** Start of RECORD SET **

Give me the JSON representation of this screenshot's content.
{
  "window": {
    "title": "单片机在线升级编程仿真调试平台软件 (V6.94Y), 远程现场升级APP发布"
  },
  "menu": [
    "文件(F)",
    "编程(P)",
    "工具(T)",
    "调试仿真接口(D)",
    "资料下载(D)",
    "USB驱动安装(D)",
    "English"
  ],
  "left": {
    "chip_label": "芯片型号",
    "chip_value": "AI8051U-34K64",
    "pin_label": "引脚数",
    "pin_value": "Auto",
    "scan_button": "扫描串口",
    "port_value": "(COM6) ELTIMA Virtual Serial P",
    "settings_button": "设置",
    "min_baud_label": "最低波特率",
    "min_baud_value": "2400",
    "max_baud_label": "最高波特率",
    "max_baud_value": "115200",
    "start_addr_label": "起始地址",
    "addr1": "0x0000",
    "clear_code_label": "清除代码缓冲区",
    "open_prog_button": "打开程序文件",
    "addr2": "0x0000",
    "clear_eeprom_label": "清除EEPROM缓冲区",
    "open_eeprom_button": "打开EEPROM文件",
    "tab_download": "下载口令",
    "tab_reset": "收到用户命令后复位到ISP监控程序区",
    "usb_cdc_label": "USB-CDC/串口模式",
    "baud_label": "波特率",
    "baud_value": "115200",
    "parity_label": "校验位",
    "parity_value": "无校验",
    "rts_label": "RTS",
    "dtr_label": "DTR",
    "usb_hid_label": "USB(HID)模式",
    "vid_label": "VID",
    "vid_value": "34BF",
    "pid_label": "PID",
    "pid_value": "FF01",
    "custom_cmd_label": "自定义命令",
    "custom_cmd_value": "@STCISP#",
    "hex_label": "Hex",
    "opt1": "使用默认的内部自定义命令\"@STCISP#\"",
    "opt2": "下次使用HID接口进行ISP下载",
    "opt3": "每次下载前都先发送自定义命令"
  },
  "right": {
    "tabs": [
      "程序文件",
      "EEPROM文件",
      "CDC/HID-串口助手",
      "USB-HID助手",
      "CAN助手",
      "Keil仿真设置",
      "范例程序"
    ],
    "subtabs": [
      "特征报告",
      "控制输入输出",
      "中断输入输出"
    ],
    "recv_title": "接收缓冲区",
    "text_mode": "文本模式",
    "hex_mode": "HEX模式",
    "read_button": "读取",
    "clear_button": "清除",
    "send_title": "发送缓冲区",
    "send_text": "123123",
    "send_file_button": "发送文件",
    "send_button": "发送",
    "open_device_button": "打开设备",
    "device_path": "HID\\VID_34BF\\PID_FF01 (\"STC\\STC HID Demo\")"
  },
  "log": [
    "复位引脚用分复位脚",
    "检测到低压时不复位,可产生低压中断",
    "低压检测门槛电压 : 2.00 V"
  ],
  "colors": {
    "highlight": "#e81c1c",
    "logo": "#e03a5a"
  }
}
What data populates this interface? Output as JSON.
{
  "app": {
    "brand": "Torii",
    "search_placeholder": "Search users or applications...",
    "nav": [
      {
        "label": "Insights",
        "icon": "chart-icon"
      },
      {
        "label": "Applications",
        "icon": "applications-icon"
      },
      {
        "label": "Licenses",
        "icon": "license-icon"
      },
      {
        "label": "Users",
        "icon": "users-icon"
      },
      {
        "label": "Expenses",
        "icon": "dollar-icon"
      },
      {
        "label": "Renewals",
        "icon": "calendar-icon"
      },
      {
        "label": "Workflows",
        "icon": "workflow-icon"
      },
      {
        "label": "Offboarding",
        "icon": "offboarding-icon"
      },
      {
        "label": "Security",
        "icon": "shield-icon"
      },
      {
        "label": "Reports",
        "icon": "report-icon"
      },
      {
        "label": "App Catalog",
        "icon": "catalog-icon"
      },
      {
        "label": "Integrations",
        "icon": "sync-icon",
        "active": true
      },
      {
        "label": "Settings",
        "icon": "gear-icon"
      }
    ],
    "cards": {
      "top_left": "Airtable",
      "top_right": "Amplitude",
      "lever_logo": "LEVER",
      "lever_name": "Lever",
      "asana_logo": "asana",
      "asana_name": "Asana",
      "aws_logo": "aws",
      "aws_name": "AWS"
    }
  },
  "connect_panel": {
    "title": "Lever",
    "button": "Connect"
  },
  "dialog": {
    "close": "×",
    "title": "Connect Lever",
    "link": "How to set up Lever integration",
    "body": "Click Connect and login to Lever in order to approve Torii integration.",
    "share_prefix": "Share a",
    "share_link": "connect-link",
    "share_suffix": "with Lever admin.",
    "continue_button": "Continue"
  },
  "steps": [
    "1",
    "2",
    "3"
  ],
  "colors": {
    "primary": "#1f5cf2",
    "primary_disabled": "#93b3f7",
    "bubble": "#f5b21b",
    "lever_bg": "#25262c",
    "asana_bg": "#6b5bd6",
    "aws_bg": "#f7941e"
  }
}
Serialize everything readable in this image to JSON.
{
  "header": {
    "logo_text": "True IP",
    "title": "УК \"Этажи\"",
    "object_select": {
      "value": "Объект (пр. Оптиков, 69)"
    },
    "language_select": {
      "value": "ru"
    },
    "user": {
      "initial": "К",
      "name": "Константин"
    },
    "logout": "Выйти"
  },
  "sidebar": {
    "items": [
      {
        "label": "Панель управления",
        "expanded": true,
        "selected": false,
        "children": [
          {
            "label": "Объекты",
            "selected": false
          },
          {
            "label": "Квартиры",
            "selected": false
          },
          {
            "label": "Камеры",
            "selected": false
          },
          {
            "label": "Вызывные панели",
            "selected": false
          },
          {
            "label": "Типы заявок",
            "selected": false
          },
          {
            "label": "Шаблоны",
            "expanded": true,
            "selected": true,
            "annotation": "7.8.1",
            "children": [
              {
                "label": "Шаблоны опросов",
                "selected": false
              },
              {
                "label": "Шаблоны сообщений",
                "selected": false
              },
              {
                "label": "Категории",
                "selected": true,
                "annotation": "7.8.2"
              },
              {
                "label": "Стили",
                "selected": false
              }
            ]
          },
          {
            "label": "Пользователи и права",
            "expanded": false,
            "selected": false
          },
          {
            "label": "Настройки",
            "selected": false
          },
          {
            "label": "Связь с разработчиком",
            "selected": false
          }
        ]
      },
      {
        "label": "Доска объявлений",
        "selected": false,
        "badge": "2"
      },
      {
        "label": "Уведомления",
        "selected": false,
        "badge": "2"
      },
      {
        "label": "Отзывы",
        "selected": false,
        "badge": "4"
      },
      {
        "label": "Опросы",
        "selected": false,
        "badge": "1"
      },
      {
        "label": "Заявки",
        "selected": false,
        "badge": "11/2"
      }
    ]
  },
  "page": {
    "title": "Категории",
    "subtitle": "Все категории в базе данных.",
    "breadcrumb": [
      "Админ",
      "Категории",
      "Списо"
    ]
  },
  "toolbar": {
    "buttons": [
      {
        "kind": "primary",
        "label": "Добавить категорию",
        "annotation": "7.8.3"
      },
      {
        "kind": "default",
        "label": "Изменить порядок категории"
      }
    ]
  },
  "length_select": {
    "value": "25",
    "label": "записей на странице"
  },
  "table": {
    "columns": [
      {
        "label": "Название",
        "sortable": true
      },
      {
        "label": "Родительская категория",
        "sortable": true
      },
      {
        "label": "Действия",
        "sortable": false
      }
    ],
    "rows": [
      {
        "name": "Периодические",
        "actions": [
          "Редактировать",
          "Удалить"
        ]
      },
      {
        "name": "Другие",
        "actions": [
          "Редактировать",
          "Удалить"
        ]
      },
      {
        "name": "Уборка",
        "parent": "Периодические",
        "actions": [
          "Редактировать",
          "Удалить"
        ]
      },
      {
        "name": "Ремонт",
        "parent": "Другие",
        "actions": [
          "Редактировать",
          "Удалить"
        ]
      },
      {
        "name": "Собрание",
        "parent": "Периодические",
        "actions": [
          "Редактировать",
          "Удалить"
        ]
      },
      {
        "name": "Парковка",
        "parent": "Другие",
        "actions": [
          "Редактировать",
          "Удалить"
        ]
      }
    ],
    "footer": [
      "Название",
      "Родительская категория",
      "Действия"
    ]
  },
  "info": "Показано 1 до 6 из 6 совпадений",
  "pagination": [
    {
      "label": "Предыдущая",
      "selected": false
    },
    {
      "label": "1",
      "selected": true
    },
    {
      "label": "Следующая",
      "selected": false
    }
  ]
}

** End of RECORD SET **

OBJECTIVE:
Locate all lines in the listing above with the word "this". Copy them.

EXERCISE RESPONSE:
Give me the JSON representation of this screenshot's content.
What data populates this interface? Output as JSON.
Serialize everything readable in this image to JSON.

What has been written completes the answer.